## [PROBLEM STATEMENT]
Answer with one number: the count of lines in the listing below that hold the word "definición".

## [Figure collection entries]

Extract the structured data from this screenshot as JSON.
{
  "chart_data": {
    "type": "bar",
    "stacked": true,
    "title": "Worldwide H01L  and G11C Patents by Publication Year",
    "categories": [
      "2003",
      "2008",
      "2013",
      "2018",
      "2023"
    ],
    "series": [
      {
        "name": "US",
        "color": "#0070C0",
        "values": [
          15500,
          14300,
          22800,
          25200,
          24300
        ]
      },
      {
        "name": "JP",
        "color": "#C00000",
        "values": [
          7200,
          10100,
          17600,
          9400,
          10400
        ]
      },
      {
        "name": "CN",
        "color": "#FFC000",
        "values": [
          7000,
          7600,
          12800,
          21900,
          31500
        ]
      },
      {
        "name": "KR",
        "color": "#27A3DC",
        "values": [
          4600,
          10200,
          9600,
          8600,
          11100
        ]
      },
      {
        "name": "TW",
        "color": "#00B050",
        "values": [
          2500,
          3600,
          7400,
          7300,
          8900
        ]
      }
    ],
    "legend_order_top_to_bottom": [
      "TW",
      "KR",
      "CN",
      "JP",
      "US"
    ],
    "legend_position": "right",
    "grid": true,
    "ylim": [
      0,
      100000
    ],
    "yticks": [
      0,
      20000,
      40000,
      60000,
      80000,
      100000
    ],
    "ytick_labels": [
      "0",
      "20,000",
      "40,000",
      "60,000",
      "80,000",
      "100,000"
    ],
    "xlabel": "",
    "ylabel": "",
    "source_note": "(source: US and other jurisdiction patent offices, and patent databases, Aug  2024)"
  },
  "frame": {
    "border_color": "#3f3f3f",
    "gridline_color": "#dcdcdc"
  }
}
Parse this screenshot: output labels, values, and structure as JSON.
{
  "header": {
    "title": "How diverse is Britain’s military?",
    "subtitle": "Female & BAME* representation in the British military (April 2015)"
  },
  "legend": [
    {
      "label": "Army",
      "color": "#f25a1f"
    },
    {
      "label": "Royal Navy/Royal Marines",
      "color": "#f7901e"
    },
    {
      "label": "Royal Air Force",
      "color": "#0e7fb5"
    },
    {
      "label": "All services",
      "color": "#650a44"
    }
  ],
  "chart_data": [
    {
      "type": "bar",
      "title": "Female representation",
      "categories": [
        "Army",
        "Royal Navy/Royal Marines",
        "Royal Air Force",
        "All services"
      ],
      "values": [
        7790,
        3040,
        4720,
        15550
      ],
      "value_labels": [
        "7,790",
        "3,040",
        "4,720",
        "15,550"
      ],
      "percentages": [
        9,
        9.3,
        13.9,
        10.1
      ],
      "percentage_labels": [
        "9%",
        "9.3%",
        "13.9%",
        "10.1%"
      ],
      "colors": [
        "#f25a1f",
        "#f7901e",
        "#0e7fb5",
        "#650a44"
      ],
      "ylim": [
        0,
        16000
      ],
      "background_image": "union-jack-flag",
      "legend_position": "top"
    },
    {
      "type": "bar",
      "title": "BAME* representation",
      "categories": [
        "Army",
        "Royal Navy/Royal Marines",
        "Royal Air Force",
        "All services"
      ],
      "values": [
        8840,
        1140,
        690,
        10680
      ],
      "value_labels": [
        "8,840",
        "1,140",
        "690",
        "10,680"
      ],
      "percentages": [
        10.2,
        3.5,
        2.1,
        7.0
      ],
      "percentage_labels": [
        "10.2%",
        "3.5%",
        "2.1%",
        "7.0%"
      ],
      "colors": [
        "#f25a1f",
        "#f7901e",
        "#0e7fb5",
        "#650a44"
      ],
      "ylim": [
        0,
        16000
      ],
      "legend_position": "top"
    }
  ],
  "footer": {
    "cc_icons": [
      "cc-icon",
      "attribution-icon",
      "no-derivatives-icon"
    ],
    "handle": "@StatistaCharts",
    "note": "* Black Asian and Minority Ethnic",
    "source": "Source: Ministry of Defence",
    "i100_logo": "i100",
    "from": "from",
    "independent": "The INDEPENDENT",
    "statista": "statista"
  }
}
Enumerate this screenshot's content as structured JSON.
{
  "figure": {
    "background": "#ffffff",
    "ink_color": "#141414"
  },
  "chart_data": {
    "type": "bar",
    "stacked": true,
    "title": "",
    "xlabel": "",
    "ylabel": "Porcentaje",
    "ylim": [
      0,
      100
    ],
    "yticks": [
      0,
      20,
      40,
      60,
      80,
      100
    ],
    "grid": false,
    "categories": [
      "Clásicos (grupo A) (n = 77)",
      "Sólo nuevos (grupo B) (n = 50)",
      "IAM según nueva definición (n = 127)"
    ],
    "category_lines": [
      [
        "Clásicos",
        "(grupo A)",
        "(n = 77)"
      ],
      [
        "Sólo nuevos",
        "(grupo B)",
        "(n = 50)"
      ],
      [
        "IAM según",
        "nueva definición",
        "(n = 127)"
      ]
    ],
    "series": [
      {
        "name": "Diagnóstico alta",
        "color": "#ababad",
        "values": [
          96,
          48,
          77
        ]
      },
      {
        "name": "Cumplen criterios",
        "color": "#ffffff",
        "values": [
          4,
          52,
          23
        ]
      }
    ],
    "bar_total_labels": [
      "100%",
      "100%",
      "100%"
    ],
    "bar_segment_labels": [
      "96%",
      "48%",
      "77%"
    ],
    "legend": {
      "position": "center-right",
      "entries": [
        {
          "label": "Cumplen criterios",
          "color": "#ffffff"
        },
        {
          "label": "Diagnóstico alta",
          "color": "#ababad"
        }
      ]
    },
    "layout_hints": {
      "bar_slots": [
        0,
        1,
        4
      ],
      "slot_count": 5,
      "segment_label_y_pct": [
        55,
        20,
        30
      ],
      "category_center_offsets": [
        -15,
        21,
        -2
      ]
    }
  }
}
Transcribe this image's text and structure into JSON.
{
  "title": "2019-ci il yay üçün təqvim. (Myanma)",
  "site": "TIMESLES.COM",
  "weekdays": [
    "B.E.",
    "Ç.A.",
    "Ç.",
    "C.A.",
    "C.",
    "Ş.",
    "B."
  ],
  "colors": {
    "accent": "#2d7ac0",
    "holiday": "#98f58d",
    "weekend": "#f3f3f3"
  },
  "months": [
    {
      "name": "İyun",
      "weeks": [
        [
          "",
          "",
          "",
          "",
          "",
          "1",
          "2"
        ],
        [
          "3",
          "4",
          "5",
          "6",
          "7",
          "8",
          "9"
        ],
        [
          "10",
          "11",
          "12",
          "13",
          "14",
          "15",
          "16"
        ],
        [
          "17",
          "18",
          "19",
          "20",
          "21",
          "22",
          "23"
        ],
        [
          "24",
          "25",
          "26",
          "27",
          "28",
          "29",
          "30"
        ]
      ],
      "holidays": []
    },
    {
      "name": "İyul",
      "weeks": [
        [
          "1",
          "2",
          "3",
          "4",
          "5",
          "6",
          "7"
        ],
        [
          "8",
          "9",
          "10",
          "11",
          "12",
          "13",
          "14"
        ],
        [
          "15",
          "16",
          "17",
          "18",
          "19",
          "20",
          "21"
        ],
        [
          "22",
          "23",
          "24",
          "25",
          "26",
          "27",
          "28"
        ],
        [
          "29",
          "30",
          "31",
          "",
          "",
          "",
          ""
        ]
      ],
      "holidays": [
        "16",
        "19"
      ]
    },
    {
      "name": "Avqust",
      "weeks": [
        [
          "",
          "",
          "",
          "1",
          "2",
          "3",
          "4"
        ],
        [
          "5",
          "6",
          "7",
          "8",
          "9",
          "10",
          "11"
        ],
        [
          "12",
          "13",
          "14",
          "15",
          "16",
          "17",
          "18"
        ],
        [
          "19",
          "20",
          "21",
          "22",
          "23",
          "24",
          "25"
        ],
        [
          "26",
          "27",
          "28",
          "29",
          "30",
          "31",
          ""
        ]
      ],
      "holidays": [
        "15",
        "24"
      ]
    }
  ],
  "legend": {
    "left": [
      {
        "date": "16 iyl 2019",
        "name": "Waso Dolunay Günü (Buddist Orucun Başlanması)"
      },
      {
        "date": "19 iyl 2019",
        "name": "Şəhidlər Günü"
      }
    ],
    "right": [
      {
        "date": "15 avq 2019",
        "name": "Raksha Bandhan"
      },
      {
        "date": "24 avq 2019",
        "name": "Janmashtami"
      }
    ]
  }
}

## [RIGHT ANSWER]
2